* [Request]
Please repeat all of the lines that follow, exactly as written.

* [Entries shown]
※
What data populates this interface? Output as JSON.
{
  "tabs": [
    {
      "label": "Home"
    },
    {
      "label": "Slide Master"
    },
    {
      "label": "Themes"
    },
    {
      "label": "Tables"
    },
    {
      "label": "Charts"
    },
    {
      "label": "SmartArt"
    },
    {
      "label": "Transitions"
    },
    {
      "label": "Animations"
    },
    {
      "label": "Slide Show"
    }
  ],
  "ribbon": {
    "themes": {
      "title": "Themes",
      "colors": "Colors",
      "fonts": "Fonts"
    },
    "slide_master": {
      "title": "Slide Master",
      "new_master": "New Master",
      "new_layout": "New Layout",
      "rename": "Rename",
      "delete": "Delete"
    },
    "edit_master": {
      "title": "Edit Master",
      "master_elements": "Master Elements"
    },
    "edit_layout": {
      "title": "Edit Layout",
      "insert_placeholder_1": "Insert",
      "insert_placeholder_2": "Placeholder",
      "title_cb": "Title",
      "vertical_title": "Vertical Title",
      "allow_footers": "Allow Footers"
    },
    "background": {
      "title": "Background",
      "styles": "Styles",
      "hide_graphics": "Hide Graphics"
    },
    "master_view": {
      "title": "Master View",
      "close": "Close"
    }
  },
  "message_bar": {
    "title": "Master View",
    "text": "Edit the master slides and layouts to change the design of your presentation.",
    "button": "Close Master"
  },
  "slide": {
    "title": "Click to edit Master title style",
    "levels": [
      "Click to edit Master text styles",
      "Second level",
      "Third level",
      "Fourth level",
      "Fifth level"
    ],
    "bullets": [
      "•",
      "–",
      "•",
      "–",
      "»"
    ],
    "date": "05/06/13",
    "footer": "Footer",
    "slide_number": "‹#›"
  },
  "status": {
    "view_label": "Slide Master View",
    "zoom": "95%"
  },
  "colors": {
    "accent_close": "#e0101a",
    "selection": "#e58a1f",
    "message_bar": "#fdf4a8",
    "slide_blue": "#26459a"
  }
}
※
* [Solution to the problem]
What data populates this interface? Output as JSON.
{
  "tabs": [
    {
      "label": "Home"
    },
    {
      "label": "Slide Master"
    },
    {
      "label": "Themes"
    },
    {
      "label": "Tables"
    },
    {
      "label": "Charts"
    },
    {
      "label": "SmartArt"
    },
    {
      "label": "Transitions"
    },
    {
      "label": "Animations"
    },
    {
      "label": "Slide Show"
    }
  ],
  "ribbon": {
    "themes": {
      "title": "Themes",
      "colors": "Colors",
      "fonts": "Fonts"
    },
    "slide_master": {
      "title": "Slide Master",
      "new_master": "New Master",
      "new_layout": "New Layout",
      "rename": "Rename",
      "delete": "Delete"
    },
    "edit_master": {
      "title": "Edit Master",
      "master_elements": "Master Elements"
    },
    "edit_layout": {
      "title": "Edit Layout",
      "insert_placeholder_1": "Insert",
      "insert_placeholder_2": "Placeholder",
      "title_cb": "Title",
      "vertical_title": "Vertical Title",
      "allow_footers": "Allow Footers"
    },
    "background": {
      "title": "Background",
      "styles": "Styles",
      "hide_graphics": "Hide Graphics"
    },
    "master_view": {
      "title": "Master View",
      "close": "Close"
    }
  },
  "message_bar": {
    "title": "Master View",
    "text": "Edit the master slides and layouts to change the design of your presentation.",
    "button": "Close Master"
  },
  "slide": {
    "title": "Click to edit Master title style",
    "levels": [
      "Click to edit Master text styles",
      "Second level",
      "Third level",
      "Fourth level",
      "Fifth level"
    ],
    "bullets": [
      "•",
      "–",
      "•",
      "–",
      "»"
    ],
    "date": "05/06/13",
    "footer": "Footer",
    "slide_number": "‹#›"
  },
  "status": {
    "view_label": "Slide Master View",
    "zoom": "95%"
  },
  "colors": {
    "accent_close": "#e0101a",
    "selection": "#e58a1f",
    "message_bar": "#fdf4a8",
    "slide_blue": "#26459a"
  }
}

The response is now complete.